--- start of Task inputs ---

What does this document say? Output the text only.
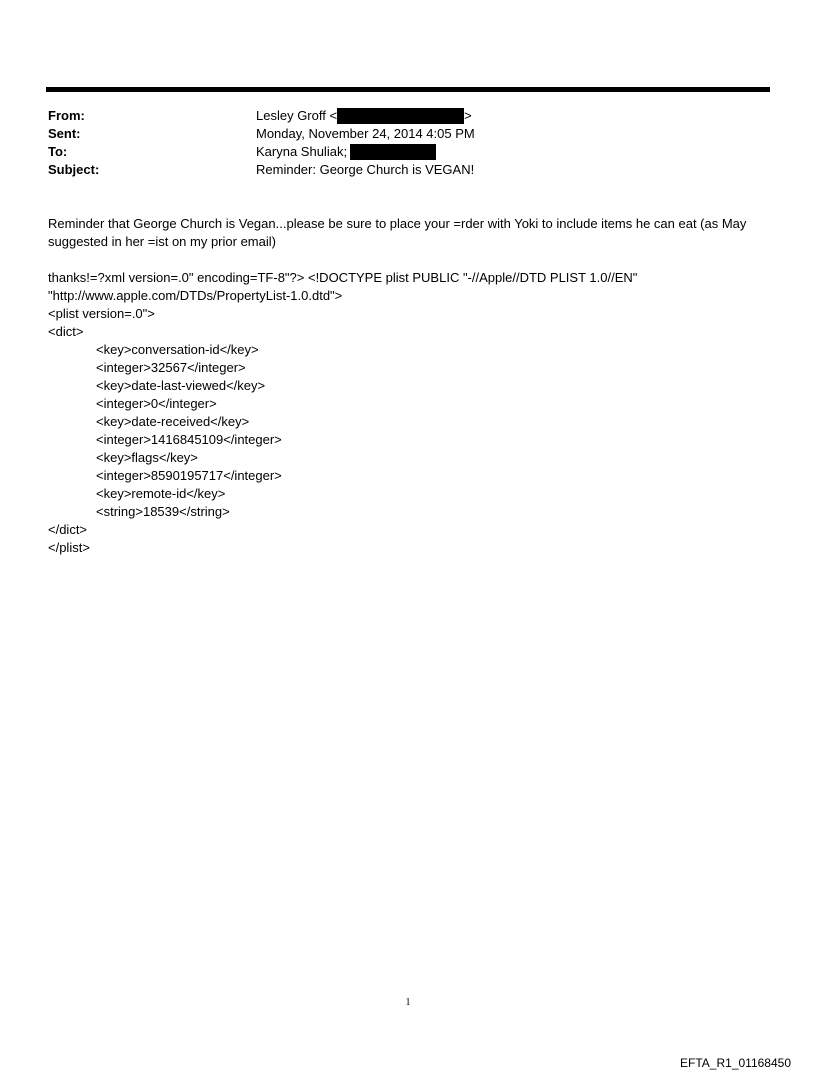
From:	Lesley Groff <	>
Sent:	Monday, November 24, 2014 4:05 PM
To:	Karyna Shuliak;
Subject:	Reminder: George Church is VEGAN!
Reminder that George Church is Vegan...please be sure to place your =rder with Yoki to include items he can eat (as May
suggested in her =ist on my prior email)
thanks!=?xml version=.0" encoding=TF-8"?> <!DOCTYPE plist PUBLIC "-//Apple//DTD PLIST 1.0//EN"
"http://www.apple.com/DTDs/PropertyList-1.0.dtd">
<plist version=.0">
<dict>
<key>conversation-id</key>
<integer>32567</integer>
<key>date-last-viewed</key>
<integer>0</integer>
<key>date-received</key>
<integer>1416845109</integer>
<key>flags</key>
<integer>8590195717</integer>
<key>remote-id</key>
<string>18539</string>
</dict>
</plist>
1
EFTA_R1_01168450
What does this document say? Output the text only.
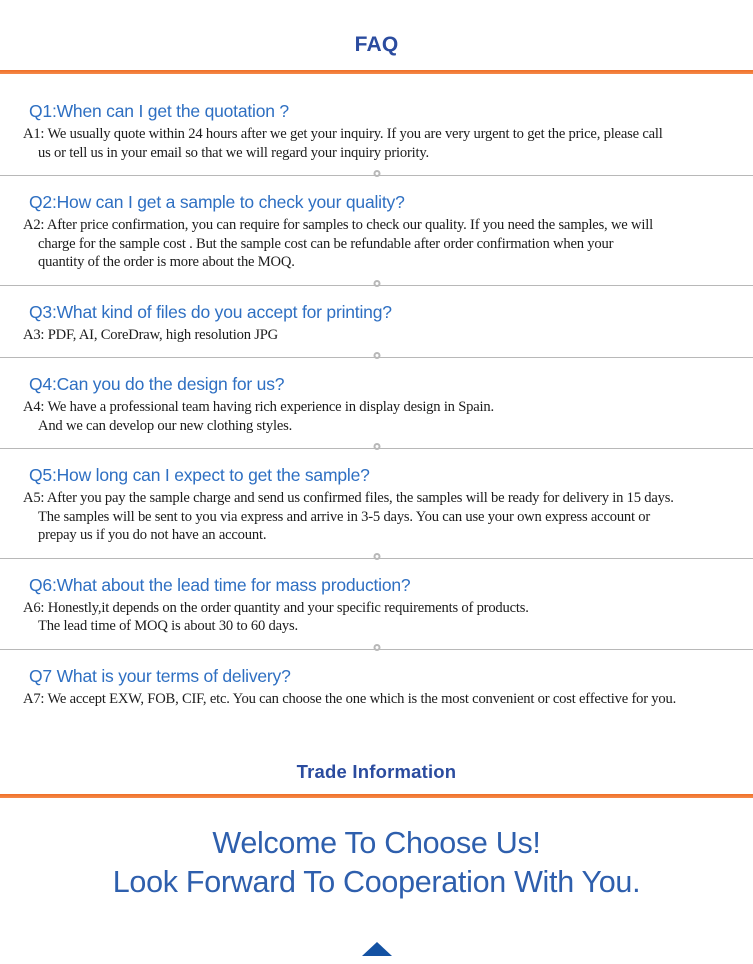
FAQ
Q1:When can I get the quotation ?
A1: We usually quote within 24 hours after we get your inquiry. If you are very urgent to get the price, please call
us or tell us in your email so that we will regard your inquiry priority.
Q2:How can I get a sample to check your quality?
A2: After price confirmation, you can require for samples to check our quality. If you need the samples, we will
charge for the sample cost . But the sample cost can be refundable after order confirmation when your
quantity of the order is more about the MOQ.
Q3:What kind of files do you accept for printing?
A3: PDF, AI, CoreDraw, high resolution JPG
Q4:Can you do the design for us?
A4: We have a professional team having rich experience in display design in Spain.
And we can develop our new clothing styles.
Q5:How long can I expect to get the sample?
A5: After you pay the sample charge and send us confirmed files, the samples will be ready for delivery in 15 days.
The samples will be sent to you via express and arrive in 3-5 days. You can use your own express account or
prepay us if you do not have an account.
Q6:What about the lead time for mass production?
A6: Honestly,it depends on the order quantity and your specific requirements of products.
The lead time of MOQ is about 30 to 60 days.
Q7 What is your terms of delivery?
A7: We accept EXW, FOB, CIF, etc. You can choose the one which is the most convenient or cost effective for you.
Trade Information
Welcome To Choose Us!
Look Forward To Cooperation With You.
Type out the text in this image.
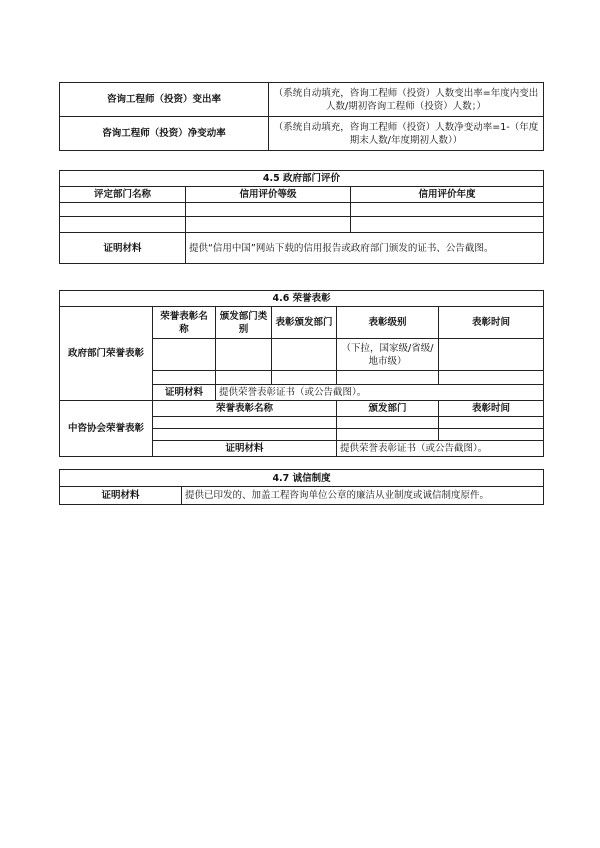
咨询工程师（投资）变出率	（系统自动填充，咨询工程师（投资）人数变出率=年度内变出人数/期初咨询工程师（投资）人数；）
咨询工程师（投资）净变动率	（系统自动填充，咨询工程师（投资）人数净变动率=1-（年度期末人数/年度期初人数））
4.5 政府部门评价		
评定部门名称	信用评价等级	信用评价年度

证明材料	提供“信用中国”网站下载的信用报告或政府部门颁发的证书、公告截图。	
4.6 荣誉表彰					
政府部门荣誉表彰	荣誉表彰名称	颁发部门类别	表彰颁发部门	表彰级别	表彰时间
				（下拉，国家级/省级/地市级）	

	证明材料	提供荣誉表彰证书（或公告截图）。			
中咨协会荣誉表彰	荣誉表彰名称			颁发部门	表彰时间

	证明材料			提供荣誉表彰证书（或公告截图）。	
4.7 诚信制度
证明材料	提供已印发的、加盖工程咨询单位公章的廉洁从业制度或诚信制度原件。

--- end of Task inputs ---
--- start of Task inputs ---

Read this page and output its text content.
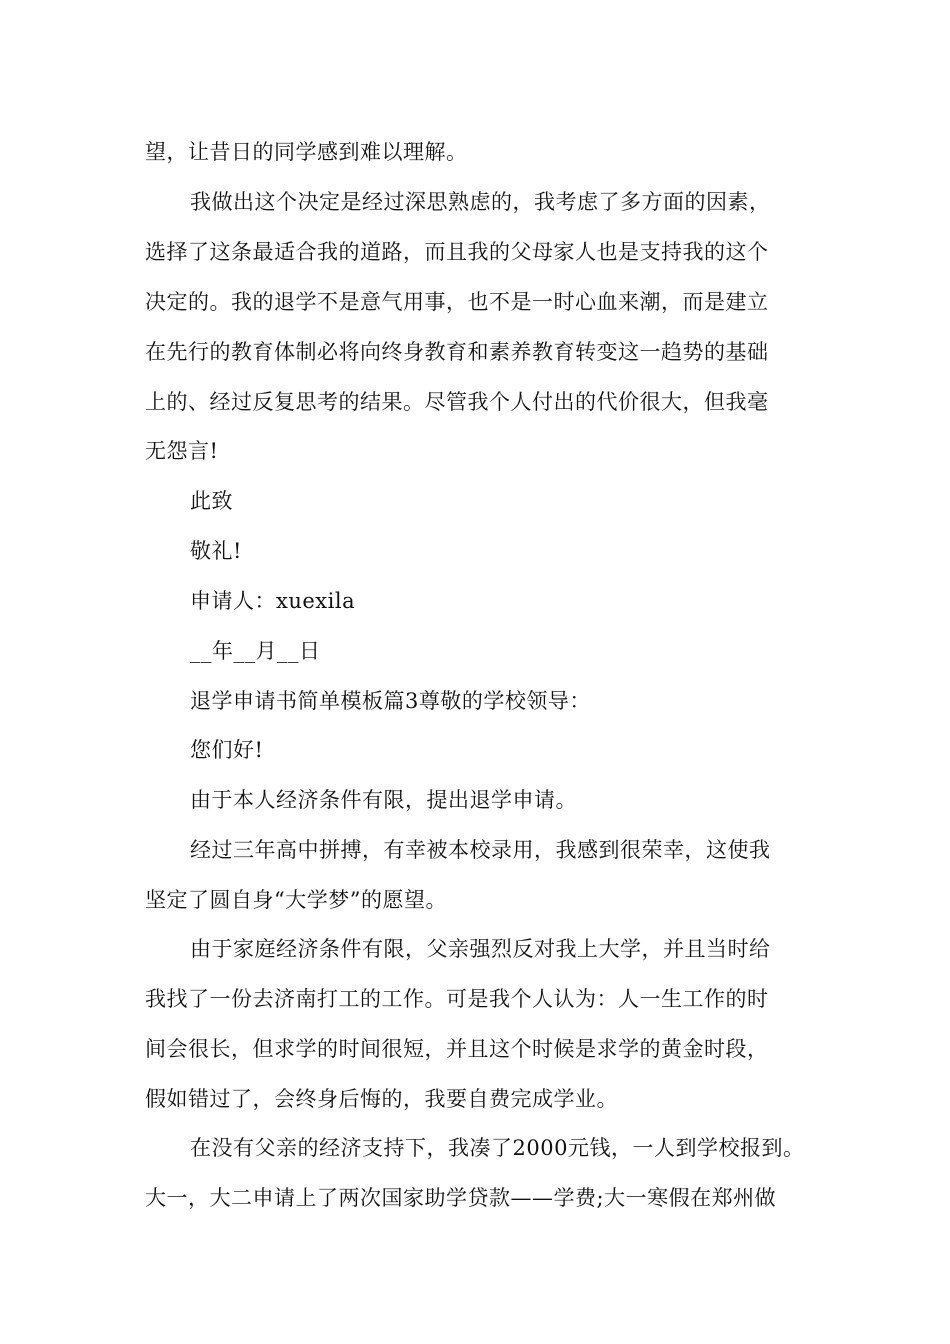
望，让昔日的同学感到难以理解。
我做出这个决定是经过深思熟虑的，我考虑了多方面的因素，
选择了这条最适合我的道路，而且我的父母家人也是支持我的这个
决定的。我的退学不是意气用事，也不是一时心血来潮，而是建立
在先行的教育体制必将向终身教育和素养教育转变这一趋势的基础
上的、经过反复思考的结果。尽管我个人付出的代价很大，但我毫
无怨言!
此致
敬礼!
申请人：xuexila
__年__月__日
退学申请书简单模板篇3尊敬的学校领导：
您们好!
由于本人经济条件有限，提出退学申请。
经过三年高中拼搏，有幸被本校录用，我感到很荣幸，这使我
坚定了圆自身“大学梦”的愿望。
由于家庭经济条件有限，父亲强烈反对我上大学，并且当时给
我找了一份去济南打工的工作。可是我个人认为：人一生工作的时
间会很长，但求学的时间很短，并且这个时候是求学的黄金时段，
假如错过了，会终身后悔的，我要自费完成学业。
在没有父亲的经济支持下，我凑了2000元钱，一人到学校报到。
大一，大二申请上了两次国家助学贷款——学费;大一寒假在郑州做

--- end of Task inputs ---
--- start of Task inputs ---

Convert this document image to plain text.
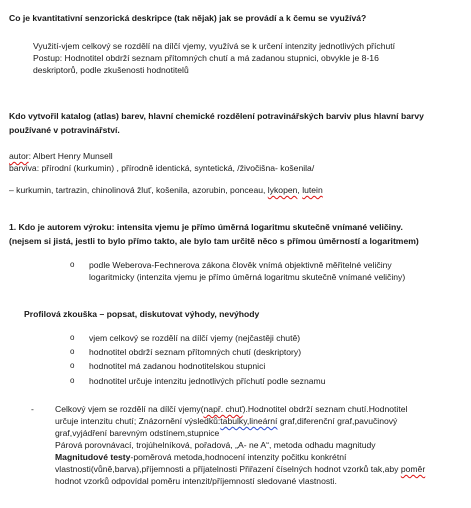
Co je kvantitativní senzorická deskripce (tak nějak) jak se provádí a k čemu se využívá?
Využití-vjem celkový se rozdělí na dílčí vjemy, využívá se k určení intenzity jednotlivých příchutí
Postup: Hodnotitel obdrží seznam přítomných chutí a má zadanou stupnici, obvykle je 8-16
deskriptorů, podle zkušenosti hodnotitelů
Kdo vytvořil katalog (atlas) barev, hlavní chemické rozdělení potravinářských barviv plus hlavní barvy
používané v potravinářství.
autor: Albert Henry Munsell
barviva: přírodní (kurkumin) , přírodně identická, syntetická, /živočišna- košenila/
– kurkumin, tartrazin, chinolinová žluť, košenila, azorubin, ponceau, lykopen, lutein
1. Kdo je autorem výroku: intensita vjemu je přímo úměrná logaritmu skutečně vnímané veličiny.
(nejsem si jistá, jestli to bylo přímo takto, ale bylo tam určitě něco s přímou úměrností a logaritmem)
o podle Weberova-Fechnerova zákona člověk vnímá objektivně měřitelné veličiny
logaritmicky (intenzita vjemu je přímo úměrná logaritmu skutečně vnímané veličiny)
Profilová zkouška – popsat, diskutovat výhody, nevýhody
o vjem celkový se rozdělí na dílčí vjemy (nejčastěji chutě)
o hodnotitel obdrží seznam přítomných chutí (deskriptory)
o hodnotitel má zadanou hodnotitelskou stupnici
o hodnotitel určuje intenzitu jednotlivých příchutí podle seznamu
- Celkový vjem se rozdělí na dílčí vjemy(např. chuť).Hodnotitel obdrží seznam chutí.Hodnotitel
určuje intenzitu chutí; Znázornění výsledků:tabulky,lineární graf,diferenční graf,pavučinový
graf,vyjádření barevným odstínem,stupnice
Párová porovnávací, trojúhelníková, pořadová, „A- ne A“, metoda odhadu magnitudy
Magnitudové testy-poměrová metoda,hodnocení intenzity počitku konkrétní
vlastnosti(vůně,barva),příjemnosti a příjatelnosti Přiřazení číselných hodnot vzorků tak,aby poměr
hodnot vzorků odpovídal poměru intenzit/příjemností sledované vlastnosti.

--- end of Task inputs ---

▸ **What you are asked to do**: Look through the listing and extract every line with "证明材料" in it.

▸ **Correct answer**:
证明材料	提供“信用中国”网站下载的信用报告或政府部门颁发的证书、公告截图。	
	证明材料	提供荣誉表彰证书（或公告截图）。			
	证明材料			提供荣誉表彰证书（或公告截图）。	
证明材料	提供已印发的、加盖工程咨询单位公章的廉洁从业制度或诚信制度原件。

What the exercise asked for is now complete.